• _WHAT YOU WILL DO_:
The entries below should be given again exactly, minus their pictures.

• _PROVIDED INFORMATION_:
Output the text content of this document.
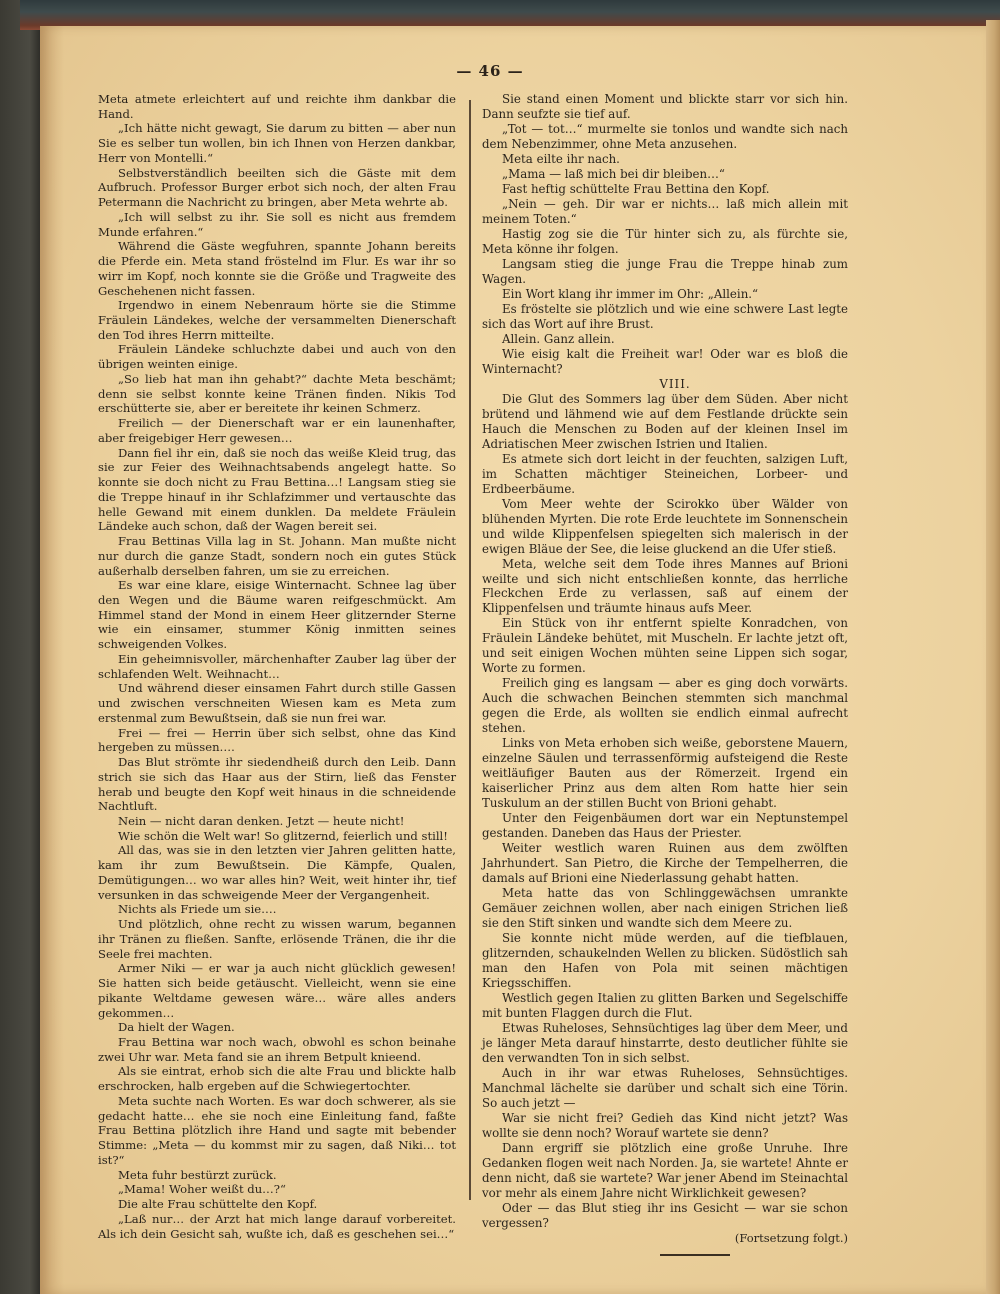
— 46 —

Meta atmete erleichtert auf und reichte ihm dankbar die Hand.

„Ich hätte nicht gewagt, Sie darum zu bitten — aber nun Sie es selber tun wollen, bin ich Ihnen von Herzen dankbar, Herr von Montelli.“

Selbstverständlich beeilten sich die Gäste mit dem Aufbruch. Professor Burger erbot sich noch, der alten Frau Petermann die Nachricht zu bringen, aber Meta wehrte ab.

„Ich will selbst zu ihr. Sie soll es nicht aus fremdem Munde erfahren.“

Während die Gäste wegfuhren, spannte Johann bereits die Pferde ein. Meta stand fröstelnd im Flur. Es war ihr so wirr im Kopf, noch konnte sie die Größe und Tragweite des Geschehenen nicht fassen.

Irgendwo in einem Nebenraum hörte sie die Stimme Fräulein Ländekes, welche der versammelten Dienerschaft den Tod ihres Herrn mitteilte.

Fräulein Ländeke schluchzte dabei und auch von den übrigen weinten einige.

„So lieb hat man ihn gehabt?“ dachte Meta beschämt; denn sie selbst konnte keine Tränen finden. Nikis Tod erschütterte sie, aber er bereitete ihr keinen Schmerz.

Freilich — der Dienerschaft war er ein launenhafter, aber freigebiger Herr gewesen…

Dann fiel ihr ein, daß sie noch das weiße Kleid trug, das sie zur Feier des Weihnachtsabends angelegt hatte. So konnte sie doch nicht zu Frau Bettina…! Langsam stieg sie die Treppe hinauf in ihr Schlafzimmer und vertauschte das helle Gewand mit einem dunklen. Da meldete Fräulein Ländeke auch schon, daß der Wagen bereit sei.

Frau Bettinas Villa lag in St. Johann. Man mußte nicht nur durch die ganze Stadt, sondern noch ein gutes Stück außerhalb derselben fahren, um sie zu erreichen.

Es war eine klare, eisige Winternacht. Schnee lag über den Wegen und die Bäume waren reifgeschmückt. Am Himmel stand der Mond in einem Heer glitzernder Sterne wie ein einsamer, stummer König inmitten seines schweigenden Volkes.

Ein geheimnisvoller, märchenhafter Zauber lag über der schlafenden Welt. Weihnacht…

Und während dieser einsamen Fahrt durch stille Gassen und zwischen verschneiten Wiesen kam es Meta zum erstenmal zum Bewußtsein, daß sie nun frei war.

Frei — frei — Herrin über sich selbst, ohne das Kind hergeben zu müssen….

Das Blut strömte ihr siedendheiß durch den Leib. Dann strich sie sich das Haar aus der Stirn, ließ das Fenster herab und beugte den Kopf weit hinaus in die schneidende Nachtluft.

Nein — nicht daran denken. Jetzt — heute nicht!

Wie schön die Welt war! So glitzernd, feierlich und still!

All das, was sie in den letzten vier Jahren gelitten hatte, kam ihr zum Bewußtsein. Die Kämpfe, Qualen, Demütigungen… wo war alles hin? Weit, weit hinter ihr, tief versunken in das schweigende Meer der Vergangenheit.

Nichts als Friede um sie….

Und plötzlich, ohne recht zu wissen warum, begannen ihr Tränen zu fließen. Sanfte, erlösende Tränen, die ihr die Seele frei machten.

Armer Niki — er war ja auch nicht glücklich gewesen! Sie hatten sich beide getäuscht. Vielleicht, wenn sie eine pikante Weltdame gewesen wäre… wäre alles anders gekommen…

Da hielt der Wagen.

Frau Bettina war noch wach, obwohl es schon beinahe zwei Uhr war. Meta fand sie an ihrem Betpult knieend.

Als sie eintrat, erhob sich die alte Frau und blickte halb erschrocken, halb ergeben auf die Schwiegertochter.

Meta suchte nach Worten. Es war doch schwerer, als sie gedacht hatte… ehe sie noch eine Einleitung fand, faßte Frau Bettina plötzlich ihre Hand und sagte mit bebender Stimme: „Meta — du kommst mir zu sagen, daß Niki… tot ist?“

Meta fuhr bestürzt zurück.

„Mama! Woher weißt du…?“

Die alte Frau schüttelte den Kopf.

„Laß nur… der Arzt hat mich lange darauf vorbereitet. Als ich dein Gesicht sah, wußte ich, daß es geschehen sei…“

Sie stand einen Moment und blickte starr vor sich hin. Dann seufzte sie tief auf.

„Tot — tot…“ murmelte sie tonlos und wandte sich nach dem Nebenzimmer, ohne Meta anzusehen.

Meta eilte ihr nach.

„Mama — laß mich bei dir bleiben…“

Fast heftig schüttelte Frau Bettina den Kopf.

„Nein — geh. Dir war er nichts… laß mich allein mit meinem Toten.“

Hastig zog sie die Tür hinter sich zu, als fürchte sie, Meta könne ihr folgen.

Langsam stieg die junge Frau die Treppe hinab zum Wagen.

Ein Wort klang ihr immer im Ohr: „Allein.“

Es fröstelte sie plötzlich und wie eine schwere Last legte sich das Wort auf ihre Brust.

Allein. Ganz allein.

Wie eisig kalt die Freiheit war! Oder war es bloß die Winternacht?

VIII.

Die Glut des Sommers lag über dem Süden. Aber nicht brütend und lähmend wie auf dem Festlande drückte sein Hauch die Menschen zu Boden auf der kleinen Insel im Adriatischen Meer zwischen Istrien und Italien.

Es atmete sich dort leicht in der feuchten, salzigen Luft, im Schatten mächtiger Steineichen, Lorbeer- und Erdbeerbäume.

Vom Meer wehte der Scirokko über Wälder von blühenden Myrten. Die rote Erde leuchtete im Sonnenschein und wilde Klippenfelsen spiegelten sich malerisch in der ewigen Bläue der See, die leise gluckend an die Ufer stieß.

Meta, welche seit dem Tode ihres Mannes auf Brioni weilte und sich nicht entschließen konnte, das herrliche Fleckchen Erde zu verlassen, saß auf einem der Klippenfelsen und träumte hinaus aufs Meer.

Ein Stück von ihr entfernt spielte Konradchen, von Fräulein Ländeke behütet, mit Muscheln. Er lachte jetzt oft, und seit einigen Wochen mühten seine Lippen sich sogar, Worte zu formen.

Freilich ging es langsam — aber es ging doch vorwärts. Auch die schwachen Beinchen stemmten sich manchmal gegen die Erde, als wollten sie endlich einmal aufrecht stehen.

Links von Meta erhoben sich weiße, geborstene Mauern, einzelne Säulen und terrassenförmig aufsteigend die Reste weitläufiger Bauten aus der Römerzeit. Irgend ein kaiserlicher Prinz aus dem alten Rom hatte hier sein Tuskulum an der stillen Bucht von Brioni gehabt.

Unter den Feigenbäumen dort war ein Neptunstempel gestanden. Daneben das Haus der Priester.

Weiter westlich waren Ruinen aus dem zwölften Jahrhundert. San Pietro, die Kirche der Tempelherren, die damals auf Brioni eine Niederlassung gehabt hatten.

Meta hatte das von Schlinggewächsen umrankte Gemäuer zeichnen wollen, aber nach einigen Strichen ließ sie den Stift sinken und wandte sich dem Meere zu.

Sie konnte nicht müde werden, auf die tiefblauen, glitzernden, schaukelnden Wellen zu blicken. Südöstlich sah man den Hafen von Pola mit seinen mächtigen Kriegsschiffen.

Westlich gegen Italien zu glitten Barken und Segelschiffe mit bunten Flaggen durch die Flut.

Etwas Ruheloses, Sehnsüchtiges lag über dem Meer, und je länger Meta darauf hinstarrte, desto deutlicher fühlte sie den verwandten Ton in sich selbst.

Auch in ihr war etwas Ruheloses, Sehnsüchtiges. Manchmal lächelte sie darüber und schalt sich eine Törin. So auch jetzt —

War sie nicht frei? Gedieh das Kind nicht jetzt? Was wollte sie denn noch? Worauf wartete sie denn?

Dann ergriff sie plötzlich eine große Unruhe. Ihre Gedanken flogen weit nach Norden. Ja, sie wartete! Ahnte er denn nicht, daß sie wartete? War jener Abend im Steinachtal vor mehr als einem Jahre nicht Wirklichkeit gewesen?

Oder — das Blut stieg ihr ins Gesicht — war sie schon vergessen?

(Fortsetzung folgt.)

• _WRITTEN SOLUTION_:
Output the text content of this document.
— 46 —

Meta atmete erleichtert auf und reichte ihm dankbar die Hand.

„Ich hätte nicht gewagt, Sie darum zu bitten — aber nun Sie es selber tun wollen, bin ich Ihnen von Herzen dankbar, Herr von Montelli.“

Selbstverständlich beeilten sich die Gäste mit dem Aufbruch. Professor Burger erbot sich noch, der alten Frau Petermann die Nachricht zu bringen, aber Meta wehrte ab.

„Ich will selbst zu ihr. Sie soll es nicht aus fremdem Munde erfahren.“

Während die Gäste wegfuhren, spannte Johann bereits die Pferde ein. Meta stand fröstelnd im Flur. Es war ihr so wirr im Kopf, noch konnte sie die Größe und Tragweite des Geschehenen nicht fassen.

Irgendwo in einem Nebenraum hörte sie die Stimme Fräulein Ländekes, welche der versammelten Dienerschaft den Tod ihres Herrn mitteilte.

Fräulein Ländeke schluchzte dabei und auch von den übrigen weinten einige.

„So lieb hat man ihn gehabt?“ dachte Meta beschämt; denn sie selbst konnte keine Tränen finden. Nikis Tod erschütterte sie, aber er bereitete ihr keinen Schmerz.

Freilich — der Dienerschaft war er ein launenhafter, aber freigebiger Herr gewesen…

Dann fiel ihr ein, daß sie noch das weiße Kleid trug, das sie zur Feier des Weihnachtsabends angelegt hatte. So konnte sie doch nicht zu Frau Bettina…! Langsam stieg sie die Treppe hinauf in ihr Schlafzimmer und vertauschte das helle Gewand mit einem dunklen. Da meldete Fräulein Ländeke auch schon, daß der Wagen bereit sei.

Frau Bettinas Villa lag in St. Johann. Man mußte nicht nur durch die ganze Stadt, sondern noch ein gutes Stück außerhalb derselben fahren, um sie zu erreichen.

Es war eine klare, eisige Winternacht. Schnee lag über den Wegen und die Bäume waren reifgeschmückt. Am Himmel stand der Mond in einem Heer glitzernder Sterne wie ein einsamer, stummer König inmitten seines schweigenden Volkes.

Ein geheimnisvoller, märchenhafter Zauber lag über der schlafenden Welt. Weihnacht…

Und während dieser einsamen Fahrt durch stille Gassen und zwischen verschneiten Wiesen kam es Meta zum erstenmal zum Bewußtsein, daß sie nun frei war.

Frei — frei — Herrin über sich selbst, ohne das Kind hergeben zu müssen….

Das Blut strömte ihr siedendheiß durch den Leib. Dann strich sie sich das Haar aus der Stirn, ließ das Fenster herab und beugte den Kopf weit hinaus in die schneidende Nachtluft.

Nein — nicht daran denken. Jetzt — heute nicht!

Wie schön die Welt war! So glitzernd, feierlich und still!

All das, was sie in den letzten vier Jahren gelitten hatte, kam ihr zum Bewußtsein. Die Kämpfe, Qualen, Demütigungen… wo war alles hin? Weit, weit hinter ihr, tief versunken in das schweigende Meer der Vergangenheit.

Nichts als Friede um sie….

Und plötzlich, ohne recht zu wissen warum, begannen ihr Tränen zu fließen. Sanfte, erlösende Tränen, die ihr die Seele frei machten.

Armer Niki — er war ja auch nicht glücklich gewesen! Sie hatten sich beide getäuscht. Vielleicht, wenn sie eine pikante Weltdame gewesen wäre… wäre alles anders gekommen…

Da hielt der Wagen.

Frau Bettina war noch wach, obwohl es schon beinahe zwei Uhr war. Meta fand sie an ihrem Betpult knieend.

Als sie eintrat, erhob sich die alte Frau und blickte halb erschrocken, halb ergeben auf die Schwiegertochter.

Meta suchte nach Worten. Es war doch schwerer, als sie gedacht hatte… ehe sie noch eine Einleitung fand, faßte Frau Bettina plötzlich ihre Hand und sagte mit bebender Stimme: „Meta — du kommst mir zu sagen, daß Niki… tot ist?“

Meta fuhr bestürzt zurück.

„Mama! Woher weißt du…?“

Die alte Frau schüttelte den Kopf.

„Laß nur… der Arzt hat mich lange darauf vorbereitet. Als ich dein Gesicht sah, wußte ich, daß es geschehen sei…“

Sie stand einen Moment und blickte starr vor sich hin. Dann seufzte sie tief auf.

„Tot — tot…“ murmelte sie tonlos und wandte sich nach dem Nebenzimmer, ohne Meta anzusehen.

Meta eilte ihr nach.

„Mama — laß mich bei dir bleiben…“

Fast heftig schüttelte Frau Bettina den Kopf.

„Nein — geh. Dir war er nichts… laß mich allein mit meinem Toten.“

Hastig zog sie die Tür hinter sich zu, als fürchte sie, Meta könne ihr folgen.

Langsam stieg die junge Frau die Treppe hinab zum Wagen.

Ein Wort klang ihr immer im Ohr: „Allein.“

Es fröstelte sie plötzlich und wie eine schwere Last legte sich das Wort auf ihre Brust.

Allein. Ganz allein.

Wie eisig kalt die Freiheit war! Oder war es bloß die Winternacht?

VIII.

Die Glut des Sommers lag über dem Süden. Aber nicht brütend und lähmend wie auf dem Festlande drückte sein Hauch die Menschen zu Boden auf der kleinen Insel im Adriatischen Meer zwischen Istrien und Italien.

Es atmete sich dort leicht in der feuchten, salzigen Luft, im Schatten mächtiger Steineichen, Lorbeer- und Erdbeerbäume.

Vom Meer wehte der Scirokko über Wälder von blühenden Myrten. Die rote Erde leuchtete im Sonnenschein und wilde Klippenfelsen spiegelten sich malerisch in der ewigen Bläue der See, die leise gluckend an die Ufer stieß.

Meta, welche seit dem Tode ihres Mannes auf Brioni weilte und sich nicht entschließen konnte, das herrliche Fleckchen Erde zu verlassen, saß auf einem der Klippenfelsen und träumte hinaus aufs Meer.

Ein Stück von ihr entfernt spielte Konradchen, von Fräulein Ländeke behütet, mit Muscheln. Er lachte jetzt oft, und seit einigen Wochen mühten seine Lippen sich sogar, Worte zu formen.

Freilich ging es langsam — aber es ging doch vorwärts. Auch die schwachen Beinchen stemmten sich manchmal gegen die Erde, als wollten sie endlich einmal aufrecht stehen.

Links von Meta erhoben sich weiße, geborstene Mauern, einzelne Säulen und terrassenförmig aufsteigend die Reste weitläufiger Bauten aus der Römerzeit. Irgend ein kaiserlicher Prinz aus dem alten Rom hatte hier sein Tuskulum an der stillen Bucht von Brioni gehabt.

Unter den Feigenbäumen dort war ein Neptunstempel gestanden. Daneben das Haus der Priester.

Weiter westlich waren Ruinen aus dem zwölften Jahrhundert. San Pietro, die Kirche der Tempelherren, die damals auf Brioni eine Niederlassung gehabt hatten.

Meta hatte das von Schlinggewächsen umrankte Gemäuer zeichnen wollen, aber nach einigen Strichen ließ sie den Stift sinken und wandte sich dem Meere zu.

Sie konnte nicht müde werden, auf die tiefblauen, glitzernden, schaukelnden Wellen zu blicken. Südöstlich sah man den Hafen von Pola mit seinen mächtigen Kriegsschiffen.

Westlich gegen Italien zu glitten Barken und Segelschiffe mit bunten Flaggen durch die Flut.

Etwas Ruheloses, Sehnsüchtiges lag über dem Meer, und je länger Meta darauf hinstarrte, desto deutlicher fühlte sie den verwandten Ton in sich selbst.

Auch in ihr war etwas Ruheloses, Sehnsüchtiges. Manchmal lächelte sie darüber und schalt sich eine Törin. So auch jetzt —

War sie nicht frei? Gedieh das Kind nicht jetzt? Was wollte sie denn noch? Worauf wartete sie denn?

Dann ergriff sie plötzlich eine große Unruhe. Ihre Gedanken flogen weit nach Norden. Ja, sie wartete! Ahnte er denn nicht, daß sie wartete? War jener Abend im Steinachtal vor mehr als einem Jahre nicht Wirklichkeit gewesen?

Oder — das Blut stieg ihr ins Gesicht — war sie schon vergessen?

(Fortsetzung folgt.)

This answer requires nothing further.